Noting that state sovereignty-ignoring Senator Reid is another excellent example why the ill-conceived 17th Amendment (17A) should never have been ratified, please consider the following.

Senator Reid is wrongly rewriting Constitutional history concerning the Founding Fathers as evidenced by the following. Consider that most of the delegates to the Constitution Convention were wealthy. However, they put their money where their mouths were by committing themselves, and all other wealthy Americans, to uniquely paying the taxes needed to run the federal government. This is evidenced by the following excerpt from the writings of Thomas Jefferson.

The rich alone use imported articles, and on these alone the whole taxes of the General Government are levied [emphasis added]. … Our revenues liberated by the discharge of the public debt, and its surplus applied to canals, roads, schools, etc., the farmer will see his government supported, his children educated, and the face of his country made a paradise by the contributions of the rich alone, without his being called on to spend a cent from his earnings.” —Thomas Jefferson to Thaddeus Kosciusko, 1811.

Also consider that one of the few powers that the states have actually delegated to the feds, expressly via the Constitution, to regulate an aspect of domestic policy is to regualte the U.S. Mail Service (1.8.7).

In other words, the states have never delegated to the feds, expressly via the Constitution, the specific power to establish most of the federal spending programs that we now have. Such programs have been wrongy established outside the framework of the Constitution.

*Data lines*.
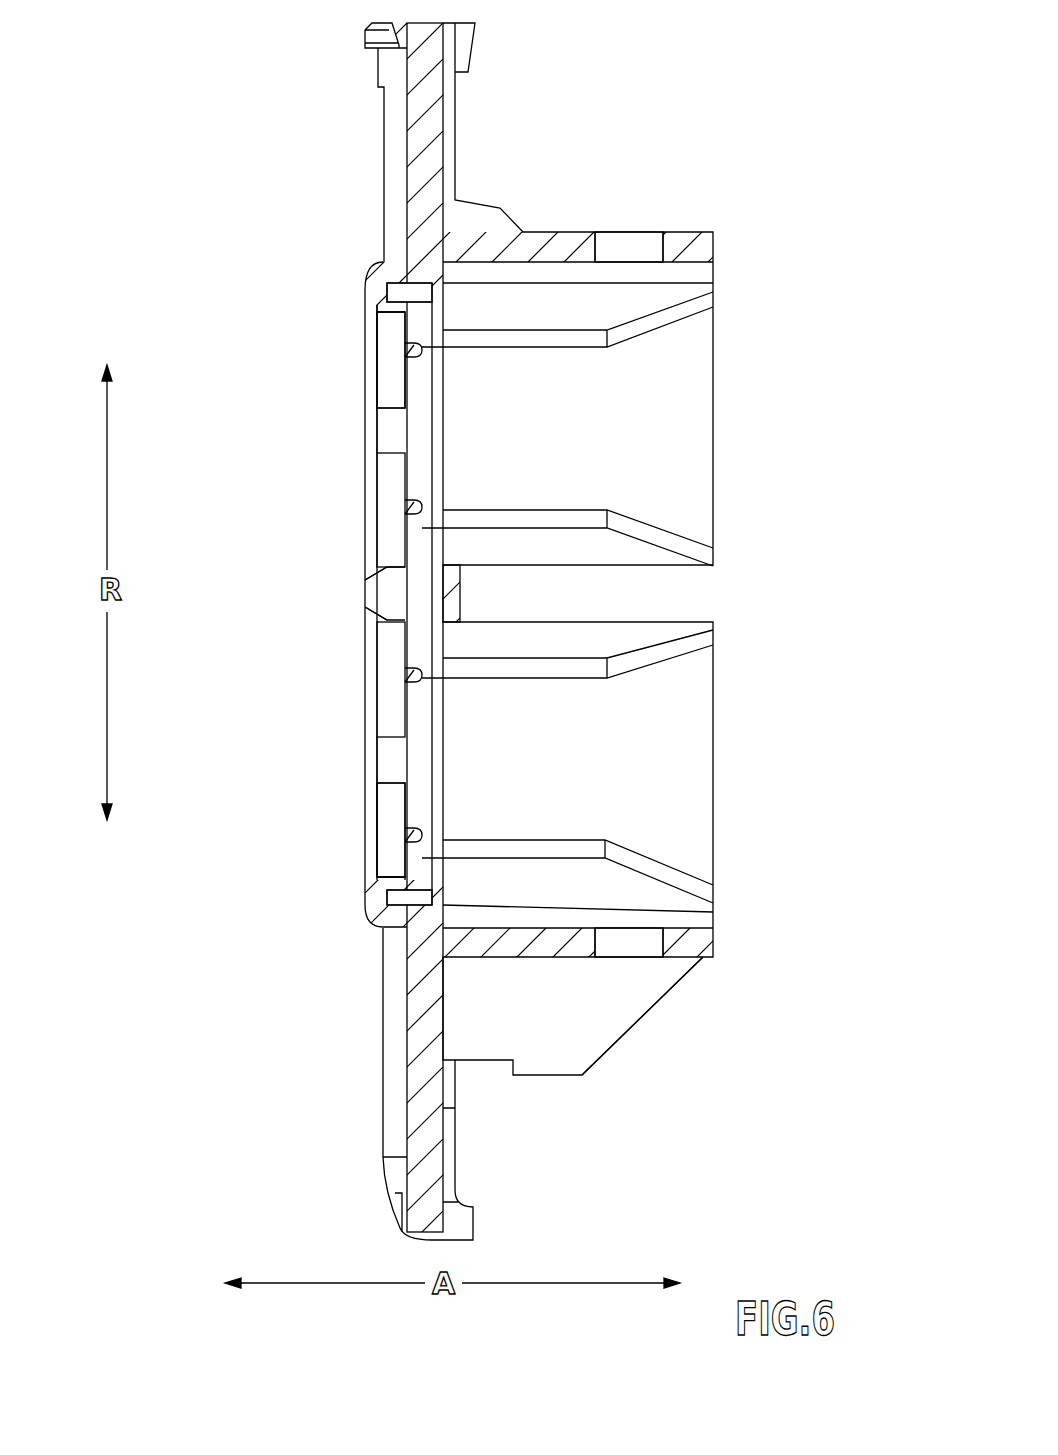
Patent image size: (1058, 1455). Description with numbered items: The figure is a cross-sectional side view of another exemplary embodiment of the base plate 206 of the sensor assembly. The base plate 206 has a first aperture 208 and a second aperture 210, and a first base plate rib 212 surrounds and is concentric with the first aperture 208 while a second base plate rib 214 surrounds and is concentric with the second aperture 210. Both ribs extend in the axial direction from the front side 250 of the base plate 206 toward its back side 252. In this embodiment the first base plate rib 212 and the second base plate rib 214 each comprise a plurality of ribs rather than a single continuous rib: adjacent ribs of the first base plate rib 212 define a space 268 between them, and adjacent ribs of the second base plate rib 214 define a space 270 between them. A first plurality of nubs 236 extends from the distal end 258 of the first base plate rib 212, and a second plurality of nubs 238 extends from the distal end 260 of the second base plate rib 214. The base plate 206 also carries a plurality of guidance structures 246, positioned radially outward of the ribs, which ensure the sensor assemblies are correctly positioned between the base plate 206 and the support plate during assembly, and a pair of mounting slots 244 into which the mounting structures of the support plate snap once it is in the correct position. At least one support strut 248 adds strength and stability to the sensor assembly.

*Stated goal*. Pick up the commentary above on Senator Reid and the Constitution's limits on federal spending, and continue it from its last sentence.

*The answer*.
More specifically, such programs have been established using 10th Amendment-protected state powers and associated state revenues which the corrupt feds have stolen from the states in the form of unconstitutional federal federal appropriations bills imo, bills which Congress cannot justify under its constitutional Article I, Section 8 limited powers. This is evidenced by the following excerpt by state sovereignty-respecting justices.

“Congress is not empowered to tax for those purposes which are within the exclusive province of the States.” —Justice John Marshall, Gibbons v. Ogden, 1824.

Probably that all that post-17A ratification Senators like Reid have in mind with respect to rewriting constitutional history is for the corrupt Wahington cartel to continue to exersise stolen state powers and spend likewise stolen state revenues.

Remember in November !

When patriots elect Trump, Cruz, or whatever conservative they elect, they need to also elect a new, state sovereignty-respecting Congress that will not only work within its constitutional Article I, Section 8-limited powers to support the new president, but also protect the states from unconstitutional federal government overreach, putting a stop to unconstitutional, vote-winning federal social spending programs for example.

Also, consider that such a Congress would probably be willing to fire state sovereignty-ignoring activist justices.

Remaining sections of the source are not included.